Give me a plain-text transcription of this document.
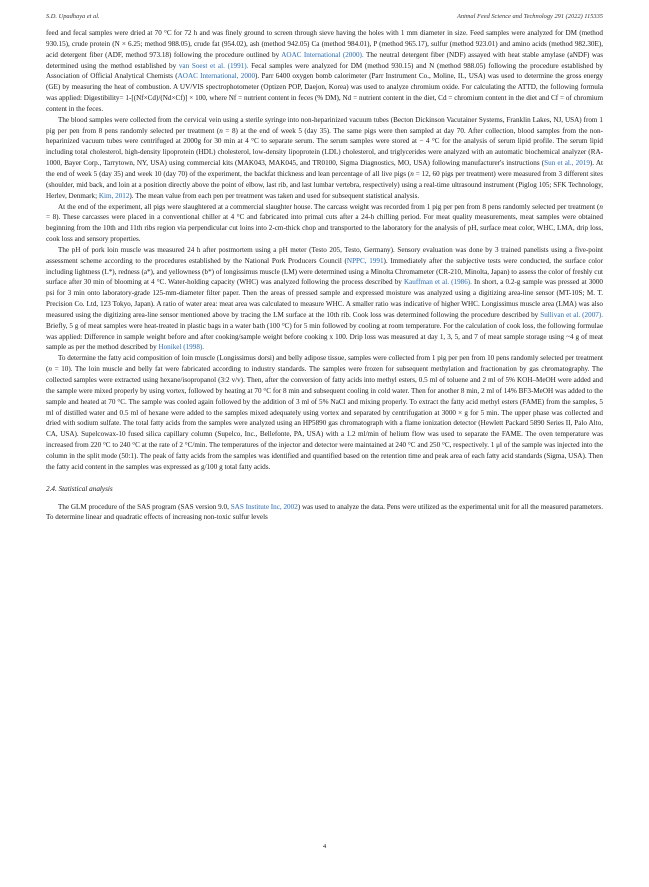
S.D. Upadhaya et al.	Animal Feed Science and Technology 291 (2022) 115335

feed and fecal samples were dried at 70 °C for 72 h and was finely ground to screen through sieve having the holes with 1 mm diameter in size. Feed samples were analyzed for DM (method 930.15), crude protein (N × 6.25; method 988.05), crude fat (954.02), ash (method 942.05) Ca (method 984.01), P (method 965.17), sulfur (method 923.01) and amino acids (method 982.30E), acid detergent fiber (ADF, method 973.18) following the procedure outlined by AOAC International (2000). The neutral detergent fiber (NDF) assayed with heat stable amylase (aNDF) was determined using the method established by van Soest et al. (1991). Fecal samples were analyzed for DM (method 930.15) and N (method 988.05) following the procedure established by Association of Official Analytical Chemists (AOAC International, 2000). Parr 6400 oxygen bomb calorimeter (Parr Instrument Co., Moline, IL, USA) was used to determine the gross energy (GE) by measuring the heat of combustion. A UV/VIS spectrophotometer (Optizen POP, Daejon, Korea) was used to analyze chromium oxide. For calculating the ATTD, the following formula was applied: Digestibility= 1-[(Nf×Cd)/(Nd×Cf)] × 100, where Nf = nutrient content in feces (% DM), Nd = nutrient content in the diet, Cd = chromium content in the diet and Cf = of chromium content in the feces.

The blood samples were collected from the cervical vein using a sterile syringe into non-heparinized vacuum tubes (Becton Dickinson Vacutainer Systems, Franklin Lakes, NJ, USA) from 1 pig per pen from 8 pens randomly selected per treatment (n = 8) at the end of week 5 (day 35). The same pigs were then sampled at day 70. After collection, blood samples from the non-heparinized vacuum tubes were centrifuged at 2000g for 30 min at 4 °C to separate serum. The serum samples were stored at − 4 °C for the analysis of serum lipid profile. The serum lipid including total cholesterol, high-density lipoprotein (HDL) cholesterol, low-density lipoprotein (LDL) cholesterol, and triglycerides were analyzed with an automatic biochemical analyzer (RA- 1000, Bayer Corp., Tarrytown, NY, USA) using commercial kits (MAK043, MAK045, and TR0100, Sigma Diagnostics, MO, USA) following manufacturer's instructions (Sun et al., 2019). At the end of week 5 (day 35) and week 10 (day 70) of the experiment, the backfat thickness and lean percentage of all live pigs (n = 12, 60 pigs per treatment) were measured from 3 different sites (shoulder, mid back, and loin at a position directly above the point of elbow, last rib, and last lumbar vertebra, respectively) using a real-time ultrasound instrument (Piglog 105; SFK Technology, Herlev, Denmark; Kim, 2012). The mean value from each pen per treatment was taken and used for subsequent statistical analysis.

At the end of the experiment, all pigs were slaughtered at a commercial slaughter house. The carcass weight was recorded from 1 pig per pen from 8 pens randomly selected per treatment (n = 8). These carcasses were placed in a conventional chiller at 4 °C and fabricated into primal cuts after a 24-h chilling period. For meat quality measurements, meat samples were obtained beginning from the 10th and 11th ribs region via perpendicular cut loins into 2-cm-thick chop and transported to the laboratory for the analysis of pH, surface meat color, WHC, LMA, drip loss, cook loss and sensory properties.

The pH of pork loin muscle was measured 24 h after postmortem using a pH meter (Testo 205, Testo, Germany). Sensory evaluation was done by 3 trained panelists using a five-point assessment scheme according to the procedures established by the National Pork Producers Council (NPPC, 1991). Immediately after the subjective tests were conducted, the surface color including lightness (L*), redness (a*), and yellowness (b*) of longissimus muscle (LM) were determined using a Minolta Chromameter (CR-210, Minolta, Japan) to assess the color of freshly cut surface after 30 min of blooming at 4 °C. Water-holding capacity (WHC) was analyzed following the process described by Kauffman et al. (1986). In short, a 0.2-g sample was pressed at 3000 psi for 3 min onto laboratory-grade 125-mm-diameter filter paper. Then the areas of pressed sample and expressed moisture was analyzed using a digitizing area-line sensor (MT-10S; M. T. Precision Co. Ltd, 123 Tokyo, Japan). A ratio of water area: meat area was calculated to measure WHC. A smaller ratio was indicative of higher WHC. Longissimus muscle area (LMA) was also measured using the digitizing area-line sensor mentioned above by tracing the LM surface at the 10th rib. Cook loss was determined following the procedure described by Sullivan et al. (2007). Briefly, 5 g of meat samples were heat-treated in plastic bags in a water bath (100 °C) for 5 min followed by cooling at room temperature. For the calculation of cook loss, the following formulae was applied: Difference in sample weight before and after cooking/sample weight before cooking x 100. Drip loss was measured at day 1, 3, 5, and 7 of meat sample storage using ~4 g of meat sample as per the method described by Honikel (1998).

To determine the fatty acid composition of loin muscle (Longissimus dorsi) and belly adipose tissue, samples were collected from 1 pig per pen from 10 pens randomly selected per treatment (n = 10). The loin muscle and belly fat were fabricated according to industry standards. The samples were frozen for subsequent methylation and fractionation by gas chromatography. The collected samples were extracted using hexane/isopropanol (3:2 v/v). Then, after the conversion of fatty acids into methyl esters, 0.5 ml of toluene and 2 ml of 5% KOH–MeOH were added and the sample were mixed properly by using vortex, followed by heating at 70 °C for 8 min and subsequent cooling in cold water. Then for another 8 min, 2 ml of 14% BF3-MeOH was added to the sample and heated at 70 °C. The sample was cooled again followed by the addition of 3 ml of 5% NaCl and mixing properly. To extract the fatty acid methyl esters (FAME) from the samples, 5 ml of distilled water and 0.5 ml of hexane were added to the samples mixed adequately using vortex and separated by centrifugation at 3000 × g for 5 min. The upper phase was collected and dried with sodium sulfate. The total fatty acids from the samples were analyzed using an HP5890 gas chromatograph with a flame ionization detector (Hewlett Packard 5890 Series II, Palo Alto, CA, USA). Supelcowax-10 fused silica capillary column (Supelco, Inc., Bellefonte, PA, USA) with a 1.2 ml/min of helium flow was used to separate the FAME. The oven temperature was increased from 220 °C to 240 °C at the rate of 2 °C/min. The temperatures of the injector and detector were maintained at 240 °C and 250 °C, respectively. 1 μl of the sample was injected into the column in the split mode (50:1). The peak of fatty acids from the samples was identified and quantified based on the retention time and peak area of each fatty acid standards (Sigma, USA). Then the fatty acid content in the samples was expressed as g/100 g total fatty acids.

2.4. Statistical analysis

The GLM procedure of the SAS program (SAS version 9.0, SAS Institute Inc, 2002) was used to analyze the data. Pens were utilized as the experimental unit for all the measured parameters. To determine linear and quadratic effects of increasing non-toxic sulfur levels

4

# # #

Goal of the exercise: The reply should hold every line of the material above, unchanged, and no pictures.

Response to this exercise:
Give me a plain-text transcription of this document.
S.D. Upadhaya et al.	Animal Feed Science and Technology 291 (2022) 115335

feed and fecal samples were dried at 70 °C for 72 h and was finely ground to screen through sieve having the holes with 1 mm diameter in size. Feed samples were analyzed for DM (method 930.15), crude protein (N × 6.25; method 988.05), crude fat (954.02), ash (method 942.05) Ca (method 984.01), P (method 965.17), sulfur (method 923.01) and amino acids (method 982.30E), acid detergent fiber (ADF, method 973.18) following the procedure outlined by AOAC International (2000). The neutral detergent fiber (NDF) assayed with heat stable amylase (aNDF) was determined using the method established by van Soest et al. (1991). Fecal samples were analyzed for DM (method 930.15) and N (method 988.05) following the procedure established by Association of Official Analytical Chemists (AOAC International, 2000). Parr 6400 oxygen bomb calorimeter (Parr Instrument Co., Moline, IL, USA) was used to determine the gross energy (GE) by measuring the heat of combustion. A UV/VIS spectrophotometer (Optizen POP, Daejon, Korea) was used to analyze chromium oxide. For calculating the ATTD, the following formula was applied: Digestibility= 1-[(Nf×Cd)/(Nd×Cf)] × 100, where Nf = nutrient content in feces (% DM), Nd = nutrient content in the diet, Cd = chromium content in the diet and Cf = of chromium content in the feces.

The blood samples were collected from the cervical vein using a sterile syringe into non-heparinized vacuum tubes (Becton Dickinson Vacutainer Systems, Franklin Lakes, NJ, USA) from 1 pig per pen from 8 pens randomly selected per treatment (n = 8) at the end of week 5 (day 35). The same pigs were then sampled at day 70. After collection, blood samples from the non-heparinized vacuum tubes were centrifuged at 2000g for 30 min at 4 °C to separate serum. The serum samples were stored at − 4 °C for the analysis of serum lipid profile. The serum lipid including total cholesterol, high-density lipoprotein (HDL) cholesterol, low-density lipoprotein (LDL) cholesterol, and triglycerides were analyzed with an automatic biochemical analyzer (RA- 1000, Bayer Corp., Tarrytown, NY, USA) using commercial kits (MAK043, MAK045, and TR0100, Sigma Diagnostics, MO, USA) following manufacturer's instructions (Sun et al., 2019). At the end of week 5 (day 35) and week 10 (day 70) of the experiment, the backfat thickness and lean percentage of all live pigs (n = 12, 60 pigs per treatment) were measured from 3 different sites (shoulder, mid back, and loin at a position directly above the point of elbow, last rib, and last lumbar vertebra, respectively) using a real-time ultrasound instrument (Piglog 105; SFK Technology, Herlev, Denmark; Kim, 2012). The mean value from each pen per treatment was taken and used for subsequent statistical analysis.

At the end of the experiment, all pigs were slaughtered at a commercial slaughter house. The carcass weight was recorded from 1 pig per pen from 8 pens randomly selected per treatment (n = 8). These carcasses were placed in a conventional chiller at 4 °C and fabricated into primal cuts after a 24-h chilling period. For meat quality measurements, meat samples were obtained beginning from the 10th and 11th ribs region via perpendicular cut loins into 2-cm-thick chop and transported to the laboratory for the analysis of pH, surface meat color, WHC, LMA, drip loss, cook loss and sensory properties.

The pH of pork loin muscle was measured 24 h after postmortem using a pH meter (Testo 205, Testo, Germany). Sensory evaluation was done by 3 trained panelists using a five-point assessment scheme according to the procedures established by the National Pork Producers Council (NPPC, 1991). Immediately after the subjective tests were conducted, the surface color including lightness (L*), redness (a*), and yellowness (b*) of longissimus muscle (LM) were determined using a Minolta Chromameter (CR-210, Minolta, Japan) to assess the color of freshly cut surface after 30 min of blooming at 4 °C. Water-holding capacity (WHC) was analyzed following the process described by Kauffman et al. (1986). In short, a 0.2-g sample was pressed at 3000 psi for 3 min onto laboratory-grade 125-mm-diameter filter paper. Then the areas of pressed sample and expressed moisture was analyzed using a digitizing area-line sensor (MT-10S; M. T. Precision Co. Ltd, 123 Tokyo, Japan). A ratio of water area: meat area was calculated to measure WHC. A smaller ratio was indicative of higher WHC. Longissimus muscle area (LMA) was also measured using the digitizing area-line sensor mentioned above by tracing the LM surface at the 10th rib. Cook loss was determined following the procedure described by Sullivan et al. (2007). Briefly, 5 g of meat samples were heat-treated in plastic bags in a water bath (100 °C) for 5 min followed by cooling at room temperature. For the calculation of cook loss, the following formulae was applied: Difference in sample weight before and after cooking/sample weight before cooking x 100. Drip loss was measured at day 1, 3, 5, and 7 of meat sample storage using ~4 g of meat sample as per the method described by Honikel (1998).

To determine the fatty acid composition of loin muscle (Longissimus dorsi) and belly adipose tissue, samples were collected from 1 pig per pen from 10 pens randomly selected per treatment (n = 10). The loin muscle and belly fat were fabricated according to industry standards. The samples were frozen for subsequent methylation and fractionation by gas chromatography. The collected samples were extracted using hexane/isopropanol (3:2 v/v). Then, after the conversion of fatty acids into methyl esters, 0.5 ml of toluene and 2 ml of 5% KOH–MeOH were added and the sample were mixed properly by using vortex, followed by heating at 70 °C for 8 min and subsequent cooling in cold water. Then for another 8 min, 2 ml of 14% BF3-MeOH was added to the sample and heated at 70 °C. The sample was cooled again followed by the addition of 3 ml of 5% NaCl and mixing properly. To extract the fatty acid methyl esters (FAME) from the samples, 5 ml of distilled water and 0.5 ml of hexane were added to the samples mixed adequately using vortex and separated by centrifugation at 3000 × g for 5 min. The upper phase was collected and dried with sodium sulfate. The total fatty acids from the samples were analyzed using an HP5890 gas chromatograph with a flame ionization detector (Hewlett Packard 5890 Series II, Palo Alto, CA, USA). Supelcowax-10 fused silica capillary column (Supelco, Inc., Bellefonte, PA, USA) with a 1.2 ml/min of helium flow was used to separate the FAME. The oven temperature was increased from 220 °C to 240 °C at the rate of 2 °C/min. The temperatures of the injector and detector were maintained at 240 °C and 250 °C, respectively. 1 μl of the sample was injected into the column in the split mode (50:1). The peak of fatty acids from the samples was identified and quantified based on the retention time and peak area of each fatty acid standards (Sigma, USA). Then the fatty acid content in the samples was expressed as g/100 g total fatty acids.

2.4. Statistical analysis

The GLM procedure of the SAS program (SAS version 9.0, SAS Institute Inc, 2002) was used to analyze the data. Pens were utilized as the experimental unit for all the measured parameters. To determine linear and quadratic effects of increasing non-toxic sulfur levels

4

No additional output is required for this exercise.